_Your goal_
Write out every entry exactly as it appears.

· · · ·

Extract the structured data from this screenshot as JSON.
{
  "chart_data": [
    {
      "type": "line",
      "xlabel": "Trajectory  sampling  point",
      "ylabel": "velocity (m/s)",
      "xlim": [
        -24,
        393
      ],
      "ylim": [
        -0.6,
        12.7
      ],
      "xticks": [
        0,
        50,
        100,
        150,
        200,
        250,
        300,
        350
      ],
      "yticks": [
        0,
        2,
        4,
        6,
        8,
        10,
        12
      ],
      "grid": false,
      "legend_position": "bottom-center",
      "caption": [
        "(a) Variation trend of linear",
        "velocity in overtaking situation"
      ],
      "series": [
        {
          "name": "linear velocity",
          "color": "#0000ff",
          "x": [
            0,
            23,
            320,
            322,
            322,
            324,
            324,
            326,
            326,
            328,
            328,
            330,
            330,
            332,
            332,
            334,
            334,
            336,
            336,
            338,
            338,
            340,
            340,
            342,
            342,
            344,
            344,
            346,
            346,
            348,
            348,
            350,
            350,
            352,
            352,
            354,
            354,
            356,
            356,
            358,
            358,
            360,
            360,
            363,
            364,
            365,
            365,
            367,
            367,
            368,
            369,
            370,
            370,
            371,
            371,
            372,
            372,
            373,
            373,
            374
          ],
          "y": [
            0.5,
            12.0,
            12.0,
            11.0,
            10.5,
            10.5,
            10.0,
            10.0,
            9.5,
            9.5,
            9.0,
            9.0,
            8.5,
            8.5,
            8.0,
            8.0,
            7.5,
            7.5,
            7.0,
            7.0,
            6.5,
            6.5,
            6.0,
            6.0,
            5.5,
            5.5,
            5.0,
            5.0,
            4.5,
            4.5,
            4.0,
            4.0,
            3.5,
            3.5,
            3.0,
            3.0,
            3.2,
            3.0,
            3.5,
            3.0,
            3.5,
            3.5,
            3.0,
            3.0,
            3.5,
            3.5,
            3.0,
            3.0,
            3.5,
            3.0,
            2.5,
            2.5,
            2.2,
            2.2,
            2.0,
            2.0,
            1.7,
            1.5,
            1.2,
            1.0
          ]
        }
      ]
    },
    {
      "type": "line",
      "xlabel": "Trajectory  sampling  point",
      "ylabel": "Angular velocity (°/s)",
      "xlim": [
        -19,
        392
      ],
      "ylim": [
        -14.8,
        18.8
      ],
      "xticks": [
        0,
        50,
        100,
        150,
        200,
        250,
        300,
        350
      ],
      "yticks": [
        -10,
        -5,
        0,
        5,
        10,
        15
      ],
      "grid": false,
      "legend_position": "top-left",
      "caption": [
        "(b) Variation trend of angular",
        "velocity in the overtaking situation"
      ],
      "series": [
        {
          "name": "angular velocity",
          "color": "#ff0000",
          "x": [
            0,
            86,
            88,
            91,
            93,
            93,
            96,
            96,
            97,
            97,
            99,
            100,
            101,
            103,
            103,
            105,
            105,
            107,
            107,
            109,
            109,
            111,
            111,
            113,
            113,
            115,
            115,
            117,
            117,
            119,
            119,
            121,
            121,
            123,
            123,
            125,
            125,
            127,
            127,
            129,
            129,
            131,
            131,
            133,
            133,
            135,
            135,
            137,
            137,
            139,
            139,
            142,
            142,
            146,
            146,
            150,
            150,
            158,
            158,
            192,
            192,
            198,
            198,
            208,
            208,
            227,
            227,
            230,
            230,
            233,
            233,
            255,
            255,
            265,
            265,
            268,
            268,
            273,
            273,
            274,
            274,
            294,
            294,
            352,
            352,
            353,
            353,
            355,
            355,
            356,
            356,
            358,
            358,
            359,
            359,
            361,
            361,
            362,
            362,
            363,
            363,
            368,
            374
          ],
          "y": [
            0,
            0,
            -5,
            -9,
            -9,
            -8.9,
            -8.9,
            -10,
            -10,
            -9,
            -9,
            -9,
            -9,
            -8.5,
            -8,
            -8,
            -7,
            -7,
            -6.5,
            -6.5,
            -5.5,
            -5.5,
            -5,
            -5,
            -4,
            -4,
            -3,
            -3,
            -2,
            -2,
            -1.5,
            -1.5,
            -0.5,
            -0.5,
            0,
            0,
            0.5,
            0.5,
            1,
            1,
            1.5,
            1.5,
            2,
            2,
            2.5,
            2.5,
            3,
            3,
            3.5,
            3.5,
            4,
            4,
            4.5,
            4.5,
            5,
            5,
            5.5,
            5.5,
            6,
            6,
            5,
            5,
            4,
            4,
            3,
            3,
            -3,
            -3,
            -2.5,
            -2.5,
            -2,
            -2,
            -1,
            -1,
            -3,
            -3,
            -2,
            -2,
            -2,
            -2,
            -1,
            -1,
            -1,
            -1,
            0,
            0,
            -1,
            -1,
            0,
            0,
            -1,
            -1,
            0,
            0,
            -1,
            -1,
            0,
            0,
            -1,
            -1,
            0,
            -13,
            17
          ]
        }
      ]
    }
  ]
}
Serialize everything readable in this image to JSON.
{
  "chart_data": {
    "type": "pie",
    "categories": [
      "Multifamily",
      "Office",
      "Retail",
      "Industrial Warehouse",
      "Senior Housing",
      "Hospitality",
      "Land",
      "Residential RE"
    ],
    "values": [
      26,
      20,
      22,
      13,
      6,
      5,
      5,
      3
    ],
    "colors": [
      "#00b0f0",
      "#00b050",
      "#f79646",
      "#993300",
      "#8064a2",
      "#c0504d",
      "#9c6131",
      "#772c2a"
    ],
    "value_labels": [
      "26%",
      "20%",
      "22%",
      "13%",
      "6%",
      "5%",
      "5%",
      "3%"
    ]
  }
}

· · · ·

_Result below_
Extract the structured data from this screenshot as JSON.
{
  "chart_data": [
    {
      "type": "line",
      "xlabel": "Trajectory  sampling  point",
      "ylabel": "velocity (m/s)",
      "xlim": [
        -24,
        393
      ],
      "ylim": [
        -0.6,
        12.7
      ],
      "xticks": [
        0,
        50,
        100,
        150,
        200,
        250,
        300,
        350
      ],
      "yticks": [
        0,
        2,
        4,
        6,
        8,
        10,
        12
      ],
      "grid": false,
      "legend_position": "bottom-center",
      "caption": [
        "(a) Variation trend of linear",
        "velocity in overtaking situation"
      ],
      "series": [
        {
          "name": "linear velocity",
          "color": "#0000ff",
          "x": [
            0,
            23,
            320,
            322,
            322,
            324,
            324,
            326,
            326,
            328,
            328,
            330,
            330,
            332,
            332,
            334,
            334,
            336,
            336,
            338,
            338,
            340,
            340,
            342,
            342,
            344,
            344,
            346,
            346,
            348,
            348,
            350,
            350,
            352,
            352,
            354,
            354,
            356,
            356,
            358,
            358,
            360,
            360,
            363,
            364,
            365,
            365,
            367,
            367,
            368,
            369,
            370,
            370,
            371,
            371,
            372,
            372,
            373,
            373,
            374
          ],
          "y": [
            0.5,
            12.0,
            12.0,
            11.0,
            10.5,
            10.5,
            10.0,
            10.0,
            9.5,
            9.5,
            9.0,
            9.0,
            8.5,
            8.5,
            8.0,
            8.0,
            7.5,
            7.5,
            7.0,
            7.0,
            6.5,
            6.5,
            6.0,
            6.0,
            5.5,
            5.5,
            5.0,
            5.0,
            4.5,
            4.5,
            4.0,
            4.0,
            3.5,
            3.5,
            3.0,
            3.0,
            3.2,
            3.0,
            3.5,
            3.0,
            3.5,
            3.5,
            3.0,
            3.0,
            3.5,
            3.5,
            3.0,
            3.0,
            3.5,
            3.0,
            2.5,
            2.5,
            2.2,
            2.2,
            2.0,
            2.0,
            1.7,
            1.5,
            1.2,
            1.0
          ]
        }
      ]
    },
    {
      "type": "line",
      "xlabel": "Trajectory  sampling  point",
      "ylabel": "Angular velocity (°/s)",
      "xlim": [
        -19,
        392
      ],
      "ylim": [
        -14.8,
        18.8
      ],
      "xticks": [
        0,
        50,
        100,
        150,
        200,
        250,
        300,
        350
      ],
      "yticks": [
        -10,
        -5,
        0,
        5,
        10,
        15
      ],
      "grid": false,
      "legend_position": "top-left",
      "caption": [
        "(b) Variation trend of angular",
        "velocity in the overtaking situation"
      ],
      "series": [
        {
          "name": "angular velocity",
          "color": "#ff0000",
          "x": [
            0,
            86,
            88,
            91,
            93,
            93,
            96,
            96,
            97,
            97,
            99,
            100,
            101,
            103,
            103,
            105,
            105,
            107,
            107,
            109,
            109,
            111,
            111,
            113,
            113,
            115,
            115,
            117,
            117,
            119,
            119,
            121,
            121,
            123,
            123,
            125,
            125,
            127,
            127,
            129,
            129,
            131,
            131,
            133,
            133,
            135,
            135,
            137,
            137,
            139,
            139,
            142,
            142,
            146,
            146,
            150,
            150,
            158,
            158,
            192,
            192,
            198,
            198,
            208,
            208,
            227,
            227,
            230,
            230,
            233,
            233,
            255,
            255,
            265,
            265,
            268,
            268,
            273,
            273,
            274,
            274,
            294,
            294,
            352,
            352,
            353,
            353,
            355,
            355,
            356,
            356,
            358,
            358,
            359,
            359,
            361,
            361,
            362,
            362,
            363,
            363,
            368,
            374
          ],
          "y": [
            0,
            0,
            -5,
            -9,
            -9,
            -8.9,
            -8.9,
            -10,
            -10,
            -9,
            -9,
            -9,
            -9,
            -8.5,
            -8,
            -8,
            -7,
            -7,
            -6.5,
            -6.5,
            -5.5,
            -5.5,
            -5,
            -5,
            -4,
            -4,
            -3,
            -3,
            -2,
            -2,
            -1.5,
            -1.5,
            -0.5,
            -0.5,
            0,
            0,
            0.5,
            0.5,
            1,
            1,
            1.5,
            1.5,
            2,
            2,
            2.5,
            2.5,
            3,
            3,
            3.5,
            3.5,
            4,
            4,
            4.5,
            4.5,
            5,
            5,
            5.5,
            5.5,
            6,
            6,
            5,
            5,
            4,
            4,
            3,
            3,
            -3,
            -3,
            -2.5,
            -2.5,
            -2,
            -2,
            -1,
            -1,
            -3,
            -3,
            -2,
            -2,
            -2,
            -2,
            -1,
            -1,
            -1,
            -1,
            0,
            0,
            -1,
            -1,
            0,
            0,
            -1,
            -1,
            0,
            0,
            -1,
            -1,
            0,
            0,
            -1,
            -1,
            0,
            -13,
            17
          ]
        }
      ]
    }
  ]
}
Serialize everything readable in this image to JSON.
{
  "chart_data": {
    "type": "pie",
    "categories": [
      "Multifamily",
      "Office",
      "Retail",
      "Industrial Warehouse",
      "Senior Housing",
      "Hospitality",
      "Land",
      "Residential RE"
    ],
    "values": [
      26,
      20,
      22,
      13,
      6,
      5,
      5,
      3
    ],
    "colors": [
      "#00b0f0",
      "#00b050",
      "#f79646",
      "#993300",
      "#8064a2",
      "#c0504d",
      "#9c6131",
      "#772c2a"
    ],
    "value_labels": [
      "26%",
      "20%",
      "22%",
      "13%",
      "6%",
      "5%",
      "5%",
      "3%"
    ]
  }
}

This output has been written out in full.